SET PROBLEM: Can you pull out each line of the data below that includes the word "указов"?

[BEGIN RECORDS SHOWN]

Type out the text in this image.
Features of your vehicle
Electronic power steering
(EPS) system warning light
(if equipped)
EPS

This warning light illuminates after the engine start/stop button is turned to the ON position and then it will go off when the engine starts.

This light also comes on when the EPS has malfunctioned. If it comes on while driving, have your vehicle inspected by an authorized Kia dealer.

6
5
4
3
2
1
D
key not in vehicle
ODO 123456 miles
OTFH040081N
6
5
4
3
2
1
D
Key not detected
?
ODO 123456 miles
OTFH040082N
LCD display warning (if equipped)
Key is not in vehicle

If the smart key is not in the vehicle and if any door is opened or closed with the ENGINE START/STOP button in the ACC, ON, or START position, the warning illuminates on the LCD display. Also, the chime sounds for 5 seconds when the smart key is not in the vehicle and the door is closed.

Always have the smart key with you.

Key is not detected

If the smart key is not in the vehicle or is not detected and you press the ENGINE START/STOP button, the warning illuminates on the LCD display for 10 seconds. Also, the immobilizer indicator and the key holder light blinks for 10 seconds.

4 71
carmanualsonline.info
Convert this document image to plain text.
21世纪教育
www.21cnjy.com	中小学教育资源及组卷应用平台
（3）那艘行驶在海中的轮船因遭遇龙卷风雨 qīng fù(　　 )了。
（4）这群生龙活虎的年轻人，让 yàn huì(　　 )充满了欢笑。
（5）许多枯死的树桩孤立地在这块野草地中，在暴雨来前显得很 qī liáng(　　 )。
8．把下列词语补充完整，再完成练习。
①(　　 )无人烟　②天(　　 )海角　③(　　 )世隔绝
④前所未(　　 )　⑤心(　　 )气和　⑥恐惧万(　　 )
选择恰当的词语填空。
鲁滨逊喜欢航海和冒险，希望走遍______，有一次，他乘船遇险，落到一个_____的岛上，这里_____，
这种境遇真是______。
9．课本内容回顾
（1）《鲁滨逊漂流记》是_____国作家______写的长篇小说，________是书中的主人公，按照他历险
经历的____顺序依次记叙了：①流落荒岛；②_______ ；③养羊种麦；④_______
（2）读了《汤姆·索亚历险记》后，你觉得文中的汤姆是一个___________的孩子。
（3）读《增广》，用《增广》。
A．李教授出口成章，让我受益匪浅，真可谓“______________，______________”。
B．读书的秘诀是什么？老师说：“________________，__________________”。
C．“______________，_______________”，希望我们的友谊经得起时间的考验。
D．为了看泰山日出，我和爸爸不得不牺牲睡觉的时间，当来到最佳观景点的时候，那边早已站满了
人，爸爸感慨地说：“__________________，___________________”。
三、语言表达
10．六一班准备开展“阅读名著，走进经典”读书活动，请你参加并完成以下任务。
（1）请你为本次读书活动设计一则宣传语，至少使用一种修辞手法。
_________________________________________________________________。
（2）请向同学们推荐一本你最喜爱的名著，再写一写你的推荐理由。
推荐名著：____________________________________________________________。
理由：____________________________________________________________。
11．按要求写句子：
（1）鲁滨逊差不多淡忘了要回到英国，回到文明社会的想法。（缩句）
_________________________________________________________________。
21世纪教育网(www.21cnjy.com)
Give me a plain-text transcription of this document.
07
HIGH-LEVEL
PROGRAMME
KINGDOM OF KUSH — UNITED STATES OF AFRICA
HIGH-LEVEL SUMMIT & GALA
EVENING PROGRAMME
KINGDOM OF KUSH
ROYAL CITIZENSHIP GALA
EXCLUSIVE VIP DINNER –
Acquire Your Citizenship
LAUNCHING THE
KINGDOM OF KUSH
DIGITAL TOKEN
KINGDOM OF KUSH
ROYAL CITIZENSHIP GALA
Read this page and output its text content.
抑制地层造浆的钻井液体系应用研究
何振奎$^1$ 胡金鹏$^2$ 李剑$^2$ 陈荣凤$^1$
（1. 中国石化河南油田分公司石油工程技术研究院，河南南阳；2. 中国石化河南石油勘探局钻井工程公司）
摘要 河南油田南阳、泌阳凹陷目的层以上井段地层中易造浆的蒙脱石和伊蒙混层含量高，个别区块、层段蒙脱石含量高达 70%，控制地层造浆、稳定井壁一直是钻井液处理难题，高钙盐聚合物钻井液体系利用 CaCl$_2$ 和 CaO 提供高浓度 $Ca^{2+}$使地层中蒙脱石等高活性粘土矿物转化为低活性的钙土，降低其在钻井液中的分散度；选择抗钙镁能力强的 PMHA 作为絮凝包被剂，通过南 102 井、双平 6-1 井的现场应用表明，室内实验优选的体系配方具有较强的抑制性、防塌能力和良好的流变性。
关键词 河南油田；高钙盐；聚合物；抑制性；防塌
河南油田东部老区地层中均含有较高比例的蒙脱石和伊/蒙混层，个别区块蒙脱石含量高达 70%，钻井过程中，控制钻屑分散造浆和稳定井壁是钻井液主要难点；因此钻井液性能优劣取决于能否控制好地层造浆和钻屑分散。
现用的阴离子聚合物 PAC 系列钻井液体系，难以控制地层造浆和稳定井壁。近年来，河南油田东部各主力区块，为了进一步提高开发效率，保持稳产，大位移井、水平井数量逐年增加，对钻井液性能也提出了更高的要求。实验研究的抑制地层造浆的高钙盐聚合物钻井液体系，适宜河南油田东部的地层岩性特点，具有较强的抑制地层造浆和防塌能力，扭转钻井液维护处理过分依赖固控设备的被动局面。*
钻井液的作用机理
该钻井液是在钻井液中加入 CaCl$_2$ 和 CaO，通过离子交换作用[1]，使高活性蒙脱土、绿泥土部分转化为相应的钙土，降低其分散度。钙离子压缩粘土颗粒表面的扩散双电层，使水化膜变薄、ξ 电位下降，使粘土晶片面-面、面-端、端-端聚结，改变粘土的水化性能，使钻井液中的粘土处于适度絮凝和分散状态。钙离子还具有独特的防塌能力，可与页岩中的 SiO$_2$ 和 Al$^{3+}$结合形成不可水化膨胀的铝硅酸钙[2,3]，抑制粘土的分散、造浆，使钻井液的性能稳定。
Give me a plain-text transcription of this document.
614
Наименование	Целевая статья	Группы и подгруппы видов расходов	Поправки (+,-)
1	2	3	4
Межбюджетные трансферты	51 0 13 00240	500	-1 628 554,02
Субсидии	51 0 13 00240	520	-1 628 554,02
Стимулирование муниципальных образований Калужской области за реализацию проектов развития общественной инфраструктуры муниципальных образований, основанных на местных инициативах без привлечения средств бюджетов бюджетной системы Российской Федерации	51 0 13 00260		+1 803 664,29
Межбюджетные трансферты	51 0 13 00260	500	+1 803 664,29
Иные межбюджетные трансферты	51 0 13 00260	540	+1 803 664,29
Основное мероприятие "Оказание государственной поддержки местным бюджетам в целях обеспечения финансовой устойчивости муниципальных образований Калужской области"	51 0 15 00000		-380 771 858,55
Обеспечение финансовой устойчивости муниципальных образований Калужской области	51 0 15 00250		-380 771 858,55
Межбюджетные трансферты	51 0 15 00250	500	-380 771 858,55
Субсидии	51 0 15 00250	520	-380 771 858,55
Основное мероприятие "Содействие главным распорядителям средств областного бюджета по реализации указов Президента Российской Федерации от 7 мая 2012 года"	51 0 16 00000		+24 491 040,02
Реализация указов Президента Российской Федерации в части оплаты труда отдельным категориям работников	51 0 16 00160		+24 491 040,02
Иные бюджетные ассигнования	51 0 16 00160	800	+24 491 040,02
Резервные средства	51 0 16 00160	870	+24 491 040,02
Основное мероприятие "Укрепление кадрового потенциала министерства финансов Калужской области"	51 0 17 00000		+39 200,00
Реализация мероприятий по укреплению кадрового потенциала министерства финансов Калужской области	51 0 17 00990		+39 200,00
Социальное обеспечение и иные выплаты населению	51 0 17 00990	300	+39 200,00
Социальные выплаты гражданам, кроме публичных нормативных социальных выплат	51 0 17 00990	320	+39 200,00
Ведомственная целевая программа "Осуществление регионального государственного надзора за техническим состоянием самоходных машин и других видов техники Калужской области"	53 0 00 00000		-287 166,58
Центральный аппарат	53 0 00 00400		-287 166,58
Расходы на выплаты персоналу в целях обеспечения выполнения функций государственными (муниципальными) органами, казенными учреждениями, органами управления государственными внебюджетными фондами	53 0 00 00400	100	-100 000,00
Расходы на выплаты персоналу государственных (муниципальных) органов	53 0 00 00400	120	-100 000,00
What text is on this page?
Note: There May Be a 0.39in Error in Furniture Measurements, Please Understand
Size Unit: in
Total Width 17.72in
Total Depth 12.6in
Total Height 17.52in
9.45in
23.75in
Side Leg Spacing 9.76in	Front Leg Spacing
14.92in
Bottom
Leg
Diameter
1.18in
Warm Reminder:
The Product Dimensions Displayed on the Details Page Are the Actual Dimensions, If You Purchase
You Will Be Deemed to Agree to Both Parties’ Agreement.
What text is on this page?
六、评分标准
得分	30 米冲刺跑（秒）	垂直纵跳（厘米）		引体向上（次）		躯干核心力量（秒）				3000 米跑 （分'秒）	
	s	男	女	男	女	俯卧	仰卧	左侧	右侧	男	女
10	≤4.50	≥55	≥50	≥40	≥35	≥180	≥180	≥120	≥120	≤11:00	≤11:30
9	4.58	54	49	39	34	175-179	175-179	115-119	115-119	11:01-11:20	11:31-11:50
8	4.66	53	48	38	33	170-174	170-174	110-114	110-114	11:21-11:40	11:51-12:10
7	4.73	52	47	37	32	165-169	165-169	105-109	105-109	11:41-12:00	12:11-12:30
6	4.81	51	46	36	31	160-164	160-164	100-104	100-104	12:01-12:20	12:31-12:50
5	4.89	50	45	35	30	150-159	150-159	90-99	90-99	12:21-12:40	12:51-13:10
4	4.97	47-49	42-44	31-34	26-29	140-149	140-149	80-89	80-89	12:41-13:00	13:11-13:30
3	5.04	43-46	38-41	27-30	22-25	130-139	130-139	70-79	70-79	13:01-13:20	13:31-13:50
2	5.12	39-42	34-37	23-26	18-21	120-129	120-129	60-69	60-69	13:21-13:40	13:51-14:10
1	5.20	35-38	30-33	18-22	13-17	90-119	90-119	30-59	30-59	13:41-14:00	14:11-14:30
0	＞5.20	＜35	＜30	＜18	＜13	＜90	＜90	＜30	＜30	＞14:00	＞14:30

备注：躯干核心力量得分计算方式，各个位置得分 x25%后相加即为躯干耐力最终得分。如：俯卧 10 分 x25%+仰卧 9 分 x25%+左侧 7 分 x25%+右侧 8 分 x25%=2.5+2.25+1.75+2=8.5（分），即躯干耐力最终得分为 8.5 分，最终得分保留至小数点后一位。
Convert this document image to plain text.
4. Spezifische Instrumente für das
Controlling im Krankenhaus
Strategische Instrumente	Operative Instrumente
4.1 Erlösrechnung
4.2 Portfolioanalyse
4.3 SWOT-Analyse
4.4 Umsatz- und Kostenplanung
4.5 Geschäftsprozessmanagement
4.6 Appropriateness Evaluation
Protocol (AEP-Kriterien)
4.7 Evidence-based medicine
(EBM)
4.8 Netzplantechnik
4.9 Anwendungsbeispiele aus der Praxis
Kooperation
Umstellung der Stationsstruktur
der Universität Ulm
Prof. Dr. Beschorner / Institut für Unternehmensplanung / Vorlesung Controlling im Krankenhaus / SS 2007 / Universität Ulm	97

[END RECORDS SHOWN]

TASK ANSWER:
Основное мероприятие "Содействие главным распорядителям средств областного бюджета по реализации указов Президента Российской Федерации от 7 мая 2012 года"	51 0 16 00000		+24 491 040,02
Реализация указов Президента Российской Федерации в части оплаты труда отдельным категориям работников	51 0 16 00160		+24 491 040,02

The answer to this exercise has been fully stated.